Requirement: A verbatim copy of all the data is required; the pictures should not appear in it.

(Beginning of Working data)

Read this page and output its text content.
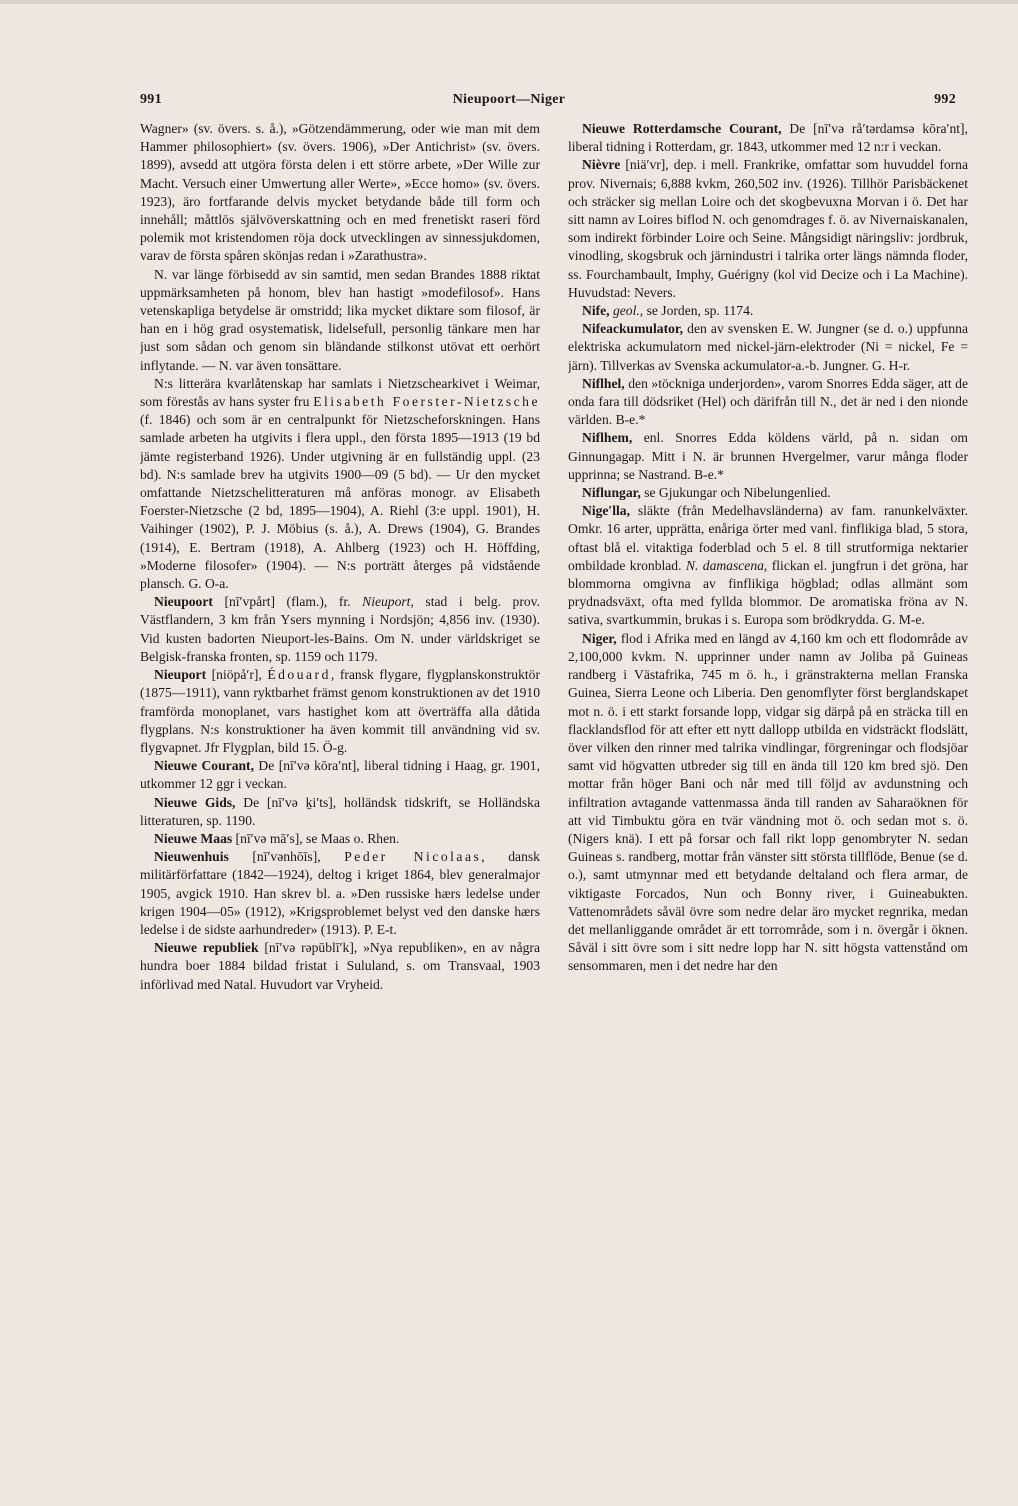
991	Nieupoort—Niger	992

Wagner» (sv. övers. s. å.), »Götzendämmerung, oder wie man mit dem Hammer philosophiert» (sv. övers. 1906), »Der Antichrist» (sv. övers. 1899), avsedd att utgöra första delen i ett större arbete, »Der Wille zur Macht. Versuch einer Umwertung aller Werte», »Ecce homo» (sv. övers. 1923), äro fortfarande delvis mycket betydande både till form och innehåll; måttlös självöverskattning och en med frenetiskt raseri förd polemik mot kristendomen röja dock utvecklingen av sinnessjukdomen, varav de första spåren skönjas redan i »Zarathustra».

N. var länge förbisedd av sin samtid, men sedan Brandes 1888 riktat uppmärksamheten på honom, blev han hastigt »modefilosof». Hans vetenskapliga betydelse är omstridd; lika mycket diktare som filosof, är han en i hög grad osystematisk, lidelsefull, personlig tänkare men har just som sådan och genom sin bländande stilkonst utövat ett oerhört inflytande. — N. var även tonsättare.

N:s litterära kvarlåtenskap har samlats i Nietzschearkivet i Weimar, som förestås av hans syster fru Elisabeth Foerster-Nietzsche (f. 1846) och som är en centralpunkt för Nietzscheforskningen. Hans samlade arbeten ha utgivits i flera uppl., den första 1895—1913 (19 bd jämte registerband 1926). Under utgivning är en fullständig uppl. (23 bd). N:s samlade brev ha utgivits 1900—09 (5 bd). — Ur den mycket omfattande Nietzschelitteraturen må anföras monogr. av Elisabeth Foerster-Nietzsche (2 bd, 1895—1904), A. Riehl (3:e uppl. 1901), H. Vaihinger (1902), P. J. Möbius (s. å.), A. Drews (1904), G. Brandes (1914), E. Bertram (1918), A. Ahlberg (1923) och H. Höffding, »Moderne filosofer» (1904). — N:s porträtt återges på vidstående plansch. G. O-a.

Nieupoort [nī′vpårt] (flam.), fr. Nieuport, stad i belg. prov. Västflandern, 3 km från Ysers mynning i Nordsjön; 4,856 inv. (1930). Vid kusten badorten Nieuport-les-Bains. Om N. under världskriget se Belgisk-franska fronten, sp. 1159 och 1179.

Nieuport [niöpå′r], Édouard, fransk flygare, flygplanskonstruktör (1875—1911), vann ryktbarhet främst genom konstruktionen av det 1910 framförda monoplanet, vars hastighet kom att överträffa alla dåtida flygplans. N:s konstruktioner ha även kommit till användning vid sv. flygvapnet. Jfr Flygplan, bild 15. Ö-g.

Nieuwe Courant, De [nī′və kōra′nt], liberal tidning i Haag, gr. 1901, utkommer 12 ggr i veckan.

Nieuwe Gids, De [nī′və ḵi′ts], holländsk tidskrift, se Holländska litteraturen, sp. 1190.

Nieuwe Maas [nī′və mā′s], se Maas o. Rhen.

Nieuwenhuis [nī′vənhōīs], Peder Nicolaas, dansk militärförfattare (1842—1924), deltog i kriget 1864, blev generalmajor 1905, avgick 1910. Han skrev bl. a. »Den russiske hærs ledelse under krigen 1904—05» (1912), »Krigsproblemet belyst ved den danske hærs ledelse i de sidste aarhundreder» (1913). P. E-t.

Nieuwe republiek [nī′və rəpūblī′k], »Nya republiken», en av några hundra boer 1884 bildad fristat i Sululand, s. om Transvaal, 1903 införlivad med Natal. Huvudort var Vryheid.

Nieuwe Rotterdamsche Courant, De [nī′və rå′tərdamsə kōra′nt], liberal tidning i Rotterdam, gr. 1843, utkommer med 12 n:r i veckan.

Nièvre [niä′vr], dep. i mell. Frankrike, omfattar som huvuddel forna prov. Nivernais; 6,888 kvkm, 260,502 inv. (1926). Tillhör Parisbäckenet och sträcker sig mellan Loire och det skogbevuxna Morvan i ö. Det har sitt namn av Loires biflod N. och genomdrages f. ö. av Nivernaiskanalen, som indirekt förbinder Loire och Seine. Mångsidigt näringsliv: jordbruk, vinodling, skogsbruk och järnindustri i talrika orter längs nämnda floder, ss. Fourchambault, Imphy, Guérigny (kol vid Decize och i La Machine). Huvudstad: Nevers.

Nife, geol., se Jorden, sp. 1174.

Nifeackumulator, den av svensken E. W. Jungner (se d. o.) uppfunna elektriska ackumulatorn med nickel-järn-elektroder (Ni = nickel, Fe = järn). Tillverkas av Svenska ackumulator-a.-b. Jungner. G. H-r.

Niflhel, den »töckniga underjorden», varom Snorres Edda säger, att de onda fara till dödsriket (Hel) och därifrån till N., det är ned i den nionde världen. B-e.*

Niflhem, enl. Snorres Edda köldens värld, på n. sidan om Ginnungagap. Mitt i N. är brunnen Hvergelmer, varur många floder upprinna; se Nastrand. B-e.*

Niflungar, se Gjukungar och Nibelungenlied.

Nige′lla, släkte (från Medelhavsländerna) av fam. ranunkelväxter. Omkr. 16 arter, upprätta, enåriga örter med vanl. finflikiga blad, 5 stora, oftast blå el. vitaktiga foderblad och 5 el. 8 till strutformiga nektarier ombildade kronblad. N. damascena, flickan el. jungfrun i det gröna, har blommorna omgivna av finflikiga högblad; odlas allmänt som prydnadsväxt, ofta med fyllda blommor. De aromatiska fröna av N. sativa, svartkummin, brukas i s. Europa som brödkrydda. G. M-e.

Niger, flod i Afrika med en längd av 4,160 km och ett flodområde av 2,100,000 kvkm. N. upprinner under namn av Joliba på Guineas randberg i Västafrika, 745 m ö. h., i gränstrakterna mellan Franska Guinea, Sierra Leone och Liberia. Den genomflyter först berglandskapet mot n. ö. i ett starkt forsande lopp, vidgar sig därpå på en sträcka till en flacklandsflod för att efter ett nytt dallopp utbilda en vidsträckt flodslätt, över vilken den rinner med talrika vindlingar, förgreningar och flodsjöar samt vid högvatten utbreder sig till en ända till 120 km bred sjö. Den mottar från höger Bani och når med till följd av avdunstning och infiltration avtagande vattenmassa ända till randen av Saharaöknen för att vid Timbuktu göra en tvär vändning mot ö. och sedan mot s. ö. (Nigers knä). I ett på forsar och fall rikt lopp genombryter N. sedan Guineas s. randberg, mottar från vänster sitt största tillflöde, Benue (se d. o.), samt utmynnar med ett betydande deltaland och flera armar, de viktigaste Forcados, Nun och Bonny river, i Guineabukten. Vattenområdets såväl övre som nedre delar äro mycket regnrika, medan det mellanliggande området är ett torrområde, som i n. övergår i öknen. Såväl i sitt övre som i sitt nedre lopp har N. sitt högsta vattenstånd om sensommaren, men i det nedre har den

(End of Working data)

Expected output:
Read this page and output its text content.
991	Nieupoort—Niger	992

Wagner» (sv. övers. s. å.), »Götzendämmerung, oder wie man mit dem Hammer philosophiert» (sv. övers. 1906), »Der Antichrist» (sv. övers. 1899), avsedd att utgöra första delen i ett större arbete, »Der Wille zur Macht. Versuch einer Umwertung aller Werte», »Ecce homo» (sv. övers. 1923), äro fortfarande delvis mycket betydande både till form och innehåll; måttlös självöverskattning och en med frenetiskt raseri förd polemik mot kristendomen röja dock utvecklingen av sinnessjukdomen, varav de första spåren skönjas redan i »Zarathustra».

N. var länge förbisedd av sin samtid, men sedan Brandes 1888 riktat uppmärksamheten på honom, blev han hastigt »modefilosof». Hans vetenskapliga betydelse är omstridd; lika mycket diktare som filosof, är han en i hög grad osystematisk, lidelsefull, personlig tänkare men har just som sådan och genom sin bländande stilkonst utövat ett oerhört inflytande. — N. var även tonsättare.

N:s litterära kvarlåtenskap har samlats i Nietzschearkivet i Weimar, som förestås av hans syster fru Elisabeth Foerster-Nietzsche (f. 1846) och som är en centralpunkt för Nietzscheforskningen. Hans samlade arbeten ha utgivits i flera uppl., den första 1895—1913 (19 bd jämte registerband 1926). Under utgivning är en fullständig uppl. (23 bd). N:s samlade brev ha utgivits 1900—09 (5 bd). — Ur den mycket omfattande Nietzschelitteraturen må anföras monogr. av Elisabeth Foerster-Nietzsche (2 bd, 1895—1904), A. Riehl (3:e uppl. 1901), H. Vaihinger (1902), P. J. Möbius (s. å.), A. Drews (1904), G. Brandes (1914), E. Bertram (1918), A. Ahlberg (1923) och H. Höffding, »Moderne filosofer» (1904). — N:s porträtt återges på vidstående plansch. G. O-a.

Nieupoort [nī′vpårt] (flam.), fr. Nieuport, stad i belg. prov. Västflandern, 3 km från Ysers mynning i Nordsjön; 4,856 inv. (1930). Vid kusten badorten Nieuport-les-Bains. Om N. under världskriget se Belgisk-franska fronten, sp. 1159 och 1179.

Nieuport [niöpå′r], Édouard, fransk flygare, flygplanskonstruktör (1875—1911), vann ryktbarhet främst genom konstruktionen av det 1910 framförda monoplanet, vars hastighet kom att överträffa alla dåtida flygplans. N:s konstruktioner ha även kommit till användning vid sv. flygvapnet. Jfr Flygplan, bild 15. Ö-g.

Nieuwe Courant, De [nī′və kōra′nt], liberal tidning i Haag, gr. 1901, utkommer 12 ggr i veckan.

Nieuwe Gids, De [nī′və ḵi′ts], holländsk tidskrift, se Holländska litteraturen, sp. 1190.

Nieuwe Maas [nī′və mā′s], se Maas o. Rhen.

Nieuwenhuis [nī′vənhōīs], Peder Nicolaas, dansk militärförfattare (1842—1924), deltog i kriget 1864, blev generalmajor 1905, avgick 1910. Han skrev bl. a. »Den russiske hærs ledelse under krigen 1904—05» (1912), »Krigsproblemet belyst ved den danske hærs ledelse i de sidste aarhundreder» (1913). P. E-t.

Nieuwe republiek [nī′və rəpūblī′k], »Nya republiken», en av några hundra boer 1884 bildad fristat i Sululand, s. om Transvaal, 1903 införlivad med Natal. Huvudort var Vryheid.

Nieuwe Rotterdamsche Courant, De [nī′və rå′tərdamsə kōra′nt], liberal tidning i Rotterdam, gr. 1843, utkommer med 12 n:r i veckan.

Nièvre [niä′vr], dep. i mell. Frankrike, omfattar som huvuddel forna prov. Nivernais; 6,888 kvkm, 260,502 inv. (1926). Tillhör Parisbäckenet och sträcker sig mellan Loire och det skogbevuxna Morvan i ö. Det har sitt namn av Loires biflod N. och genomdrages f. ö. av Nivernaiskanalen, som indirekt förbinder Loire och Seine. Mångsidigt näringsliv: jordbruk, vinodling, skogsbruk och järnindustri i talrika orter längs nämnda floder, ss. Fourchambault, Imphy, Guérigny (kol vid Decize och i La Machine). Huvudstad: Nevers.

Nife, geol., se Jorden, sp. 1174.

Nifeackumulator, den av svensken E. W. Jungner (se d. o.) uppfunna elektriska ackumulatorn med nickel-järn-elektroder (Ni = nickel, Fe = järn). Tillverkas av Svenska ackumulator-a.-b. Jungner. G. H-r.

Niflhel, den »töckniga underjorden», varom Snorres Edda säger, att de onda fara till dödsriket (Hel) och därifrån till N., det är ned i den nionde världen. B-e.*

Niflhem, enl. Snorres Edda köldens värld, på n. sidan om Ginnungagap. Mitt i N. är brunnen Hvergelmer, varur många floder upprinna; se Nastrand. B-e.*

Niflungar, se Gjukungar och Nibelungenlied.

Nige′lla, släkte (från Medelhavsländerna) av fam. ranunkelväxter. Omkr. 16 arter, upprätta, enåriga örter med vanl. finflikiga blad, 5 stora, oftast blå el. vitaktiga foderblad och 5 el. 8 till strutformiga nektarier ombildade kronblad. N. damascena, flickan el. jungfrun i det gröna, har blommorna omgivna av finflikiga högblad; odlas allmänt som prydnadsväxt, ofta med fyllda blommor. De aromatiska fröna av N. sativa, svartkummin, brukas i s. Europa som brödkrydda. G. M-e.

Niger, flod i Afrika med en längd av 4,160 km och ett flodområde av 2,100,000 kvkm. N. upprinner under namn av Joliba på Guineas randberg i Västafrika, 745 m ö. h., i gränstrakterna mellan Franska Guinea, Sierra Leone och Liberia. Den genomflyter först berglandskapet mot n. ö. i ett starkt forsande lopp, vidgar sig därpå på en sträcka till en flacklandsflod för att efter ett nytt dallopp utbilda en vidsträckt flodslätt, över vilken den rinner med talrika vindlingar, förgreningar och flodsjöar samt vid högvatten utbreder sig till en ända till 120 km bred sjö. Den mottar från höger Bani och når med till följd av avdunstning och infiltration avtagande vattenmassa ända till randen av Saharaöknen för att vid Timbuktu göra en tvär vändning mot ö. och sedan mot s. ö. (Nigers knä). I ett på forsar och fall rikt lopp genombryter N. sedan Guineas s. randberg, mottar från vänster sitt största tillflöde, Benue (se d. o.), samt utmynnar med ett betydande deltaland och flera armar, de viktigaste Forcados, Nun och Bonny river, i Guineabukten. Vattenområdets såväl övre som nedre delar äro mycket regnrika, medan det mellanliggande området är ett torrområde, som i n. övergår i öknen. Såväl i sitt övre som i sitt nedre lopp har N. sitt högsta vattenstånd om sensommaren, men i det nedre har den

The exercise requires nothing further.